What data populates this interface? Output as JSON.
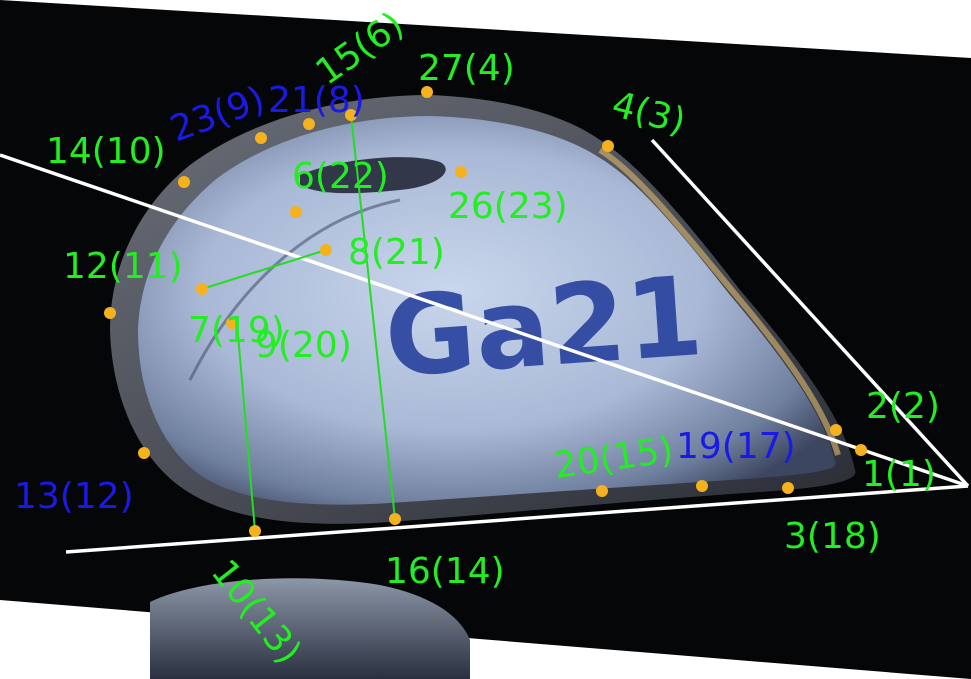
{
  "colors": {
    "label_green": "#22ee22",
    "label_blue": "#1a1ae6",
    "point": "#f5b21e",
    "guide_line": "#ffffff",
    "measure_line": "#22dd22",
    "background": "#050608"
  },
  "shell_marking": "Ga21",
  "labels": {
    "l1": "1(1)",
    "l2": "2(2)",
    "l3": "3(18)",
    "l4": "4(3)",
    "l6": "6(22)",
    "l7": "7(19)",
    "l8": "8(21)",
    "l9": "9(20)",
    "l10": "10(13)",
    "l12": "12(11)",
    "l13": "13(12)",
    "l14": "14(10)",
    "l15": "15(6)",
    "l16": "16(14)",
    "l19": "19(17)",
    "l20": "20(15)",
    "l21": "21(8)",
    "l23": "23(9)",
    "l26": "26(23)",
    "l27": "27(4)"
  }
}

Work required —
Write the material out again exactly as it appears, dropping the pictures.

Finished answer —
What data populates this interface? Output as JSON.
{
  "colors": {
    "label_green": "#22ee22",
    "label_blue": "#1a1ae6",
    "point": "#f5b21e",
    "guide_line": "#ffffff",
    "measure_line": "#22dd22",
    "background": "#050608"
  },
  "shell_marking": "Ga21",
  "labels": {
    "l1": "1(1)",
    "l2": "2(2)",
    "l3": "3(18)",
    "l4": "4(3)",
    "l6": "6(22)",
    "l7": "7(19)",
    "l8": "8(21)",
    "l9": "9(20)",
    "l10": "10(13)",
    "l12": "12(11)",
    "l13": "13(12)",
    "l14": "14(10)",
    "l15": "15(6)",
    "l16": "16(14)",
    "l19": "19(17)",
    "l20": "20(15)",
    "l21": "21(8)",
    "l23": "23(9)",
    "l26": "26(23)",
    "l27": "27(4)"
  }
}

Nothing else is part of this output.